[DATA IN THIS EXERCISE Boundary: Start]
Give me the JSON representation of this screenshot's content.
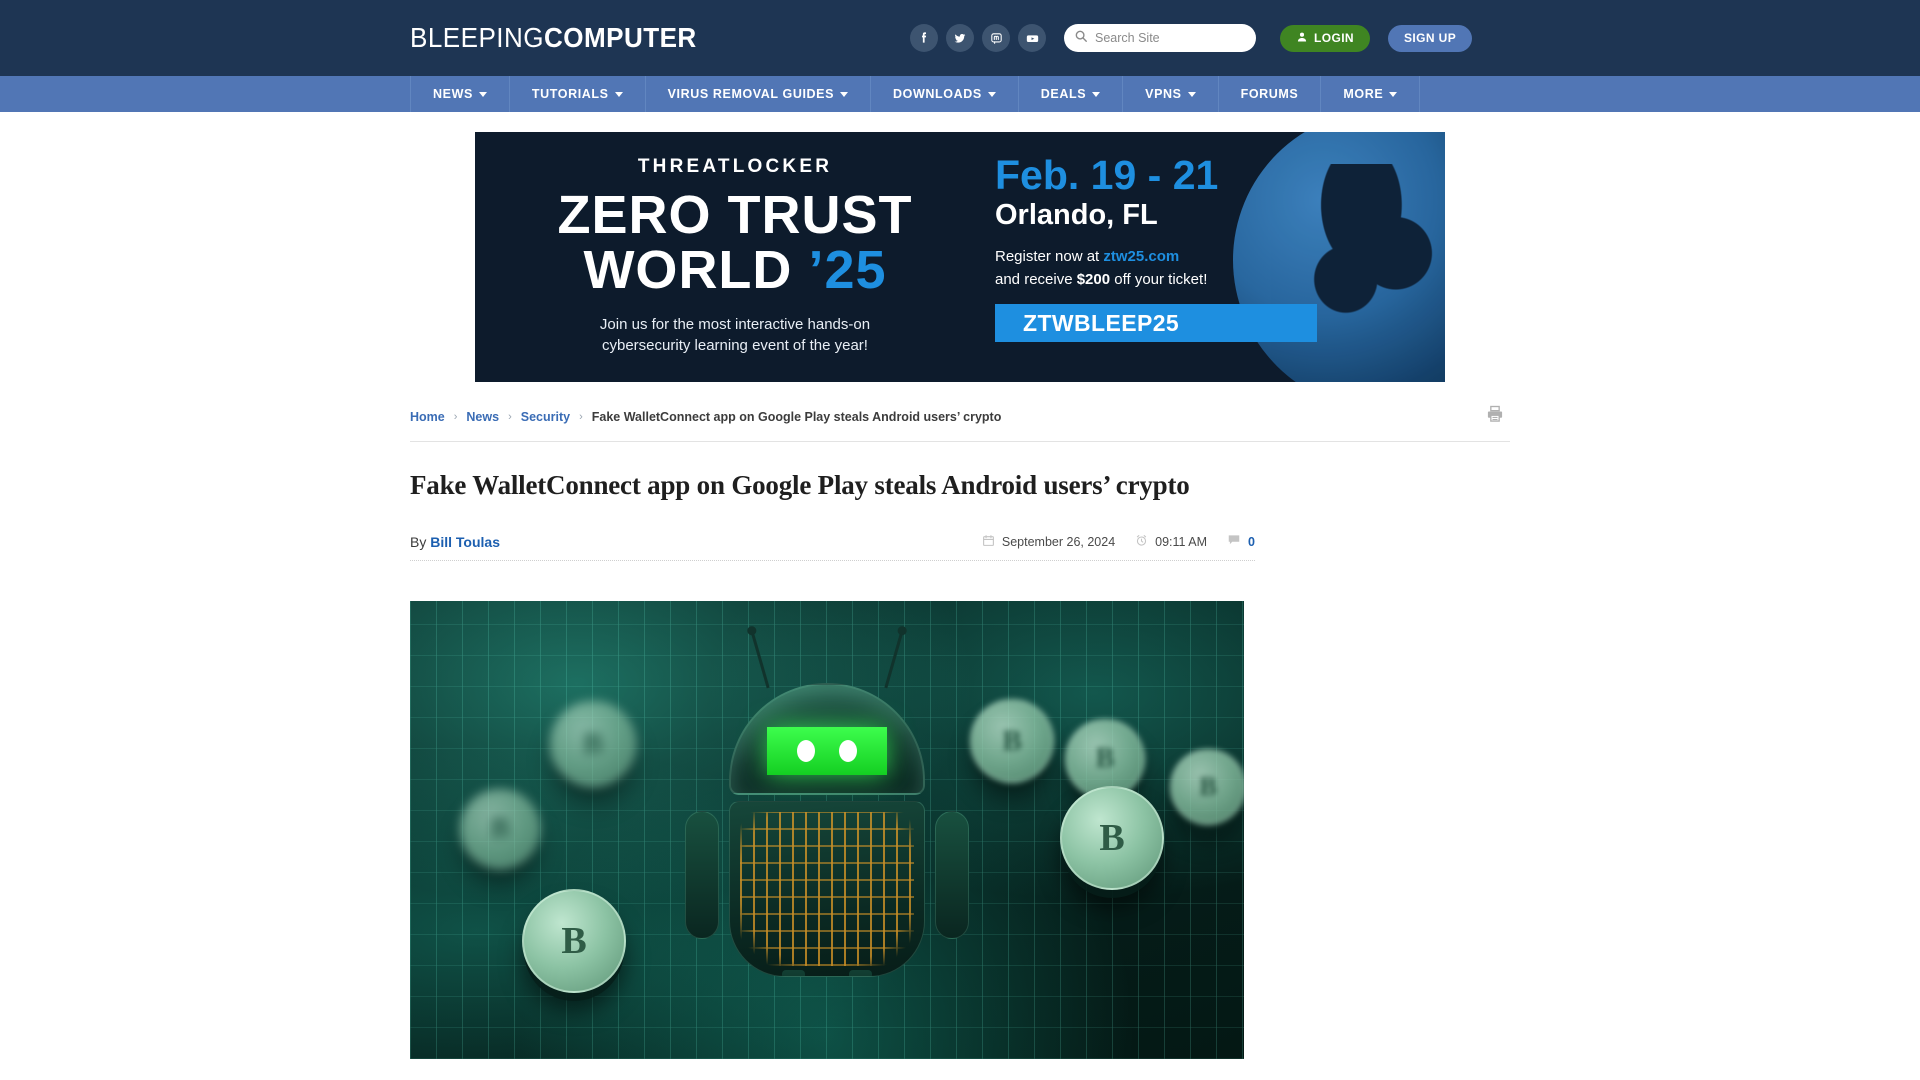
{
  "site": {
    "logo_light": "BLEEPING",
    "logo_bold": "COMPUTER"
  },
  "header": {
    "social": [
      {
        "name": "facebook-icon",
        "label": "Facebook"
      },
      {
        "name": "twitter-icon",
        "label": "Twitter"
      },
      {
        "name": "mastodon-icon",
        "label": "Mastodon"
      },
      {
        "name": "youtube-icon",
        "label": "YouTube"
      }
    ],
    "search": {
      "placeholder": "Search Site",
      "value": ""
    },
    "login_label": "LOGIN",
    "signup_label": "SIGN UP",
    "colors": {
      "header_bg": "#1e3553",
      "nav_bg": "#5176b5",
      "login_green": "#3f8522",
      "signup_blue": "#5176b5"
    }
  },
  "nav": {
    "items": [
      {
        "label": "NEWS",
        "has_dropdown": true
      },
      {
        "label": "TUTORIALS",
        "has_dropdown": true
      },
      {
        "label": "VIRUS REMOVAL GUIDES",
        "has_dropdown": true
      },
      {
        "label": "DOWNLOADS",
        "has_dropdown": true
      },
      {
        "label": "DEALS",
        "has_dropdown": true
      },
      {
        "label": "VPNS",
        "has_dropdown": true
      },
      {
        "label": "FORUMS",
        "has_dropdown": false
      },
      {
        "label": "MORE",
        "has_dropdown": true
      }
    ]
  },
  "ad": {
    "brand": "THREATLOCKER",
    "headline_line1": "ZERO TRUST",
    "headline_line2": "WORLD",
    "headline_year": "’25",
    "subtitle_line1": "Join us for the most interactive hands-on",
    "subtitle_line2": "cybersecurity learning event of the year!",
    "date": "Feb. 19 - 21",
    "city": "Orlando, FL",
    "register_prefix": "Register now at ",
    "register_link": "ztw25.com",
    "discount_prefix": "and receive ",
    "discount_amount": "$200",
    "discount_suffix": " off your ticket!",
    "promo_code": "ZTWBLEEP25",
    "accent_color": "#1e8fe0",
    "bg_color": "#0d1b2c"
  },
  "breadcrumb": {
    "items": [
      {
        "label": "Home",
        "is_link": true
      },
      {
        "label": "News",
        "is_link": true
      },
      {
        "label": "Security",
        "is_link": true
      },
      {
        "label": "Fake WalletConnect app on Google Play steals Android users’ crypto",
        "is_link": false
      }
    ],
    "separator": "›"
  },
  "article": {
    "title": "Fake WalletConnect app on Google Play steals Android users’ crypto",
    "by_prefix": "By ",
    "author": "Bill Toulas",
    "date": "September 26, 2024",
    "time": "09:11 AM",
    "comment_count": "0",
    "hero_alt": "Android robot on a circuit board surrounded by stacks of Bitcoin coins"
  },
  "toolbar": {
    "print_label": "Print"
  }
}
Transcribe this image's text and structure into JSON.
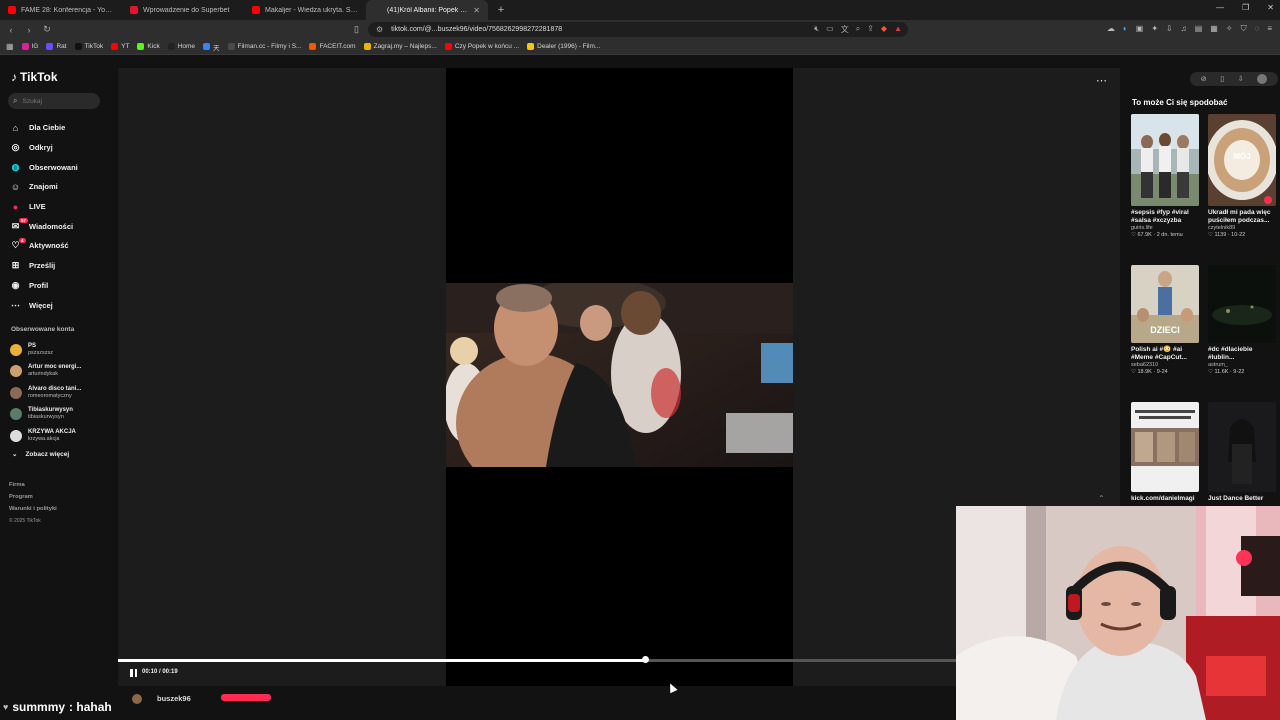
[DATA IN THIS EXERCISE Boundary: End]
— DIRECTIONS FOR THIS TASK —
What lines in the material mention "crypto"? Copy every one of them.

— RESULT FOR THIS TASK —
        "label": "Fake WalletConnect app on Google Play steals Android users’ crypto",
    "title": "Fake WalletConnect app on Google Play steals Android users’ crypto",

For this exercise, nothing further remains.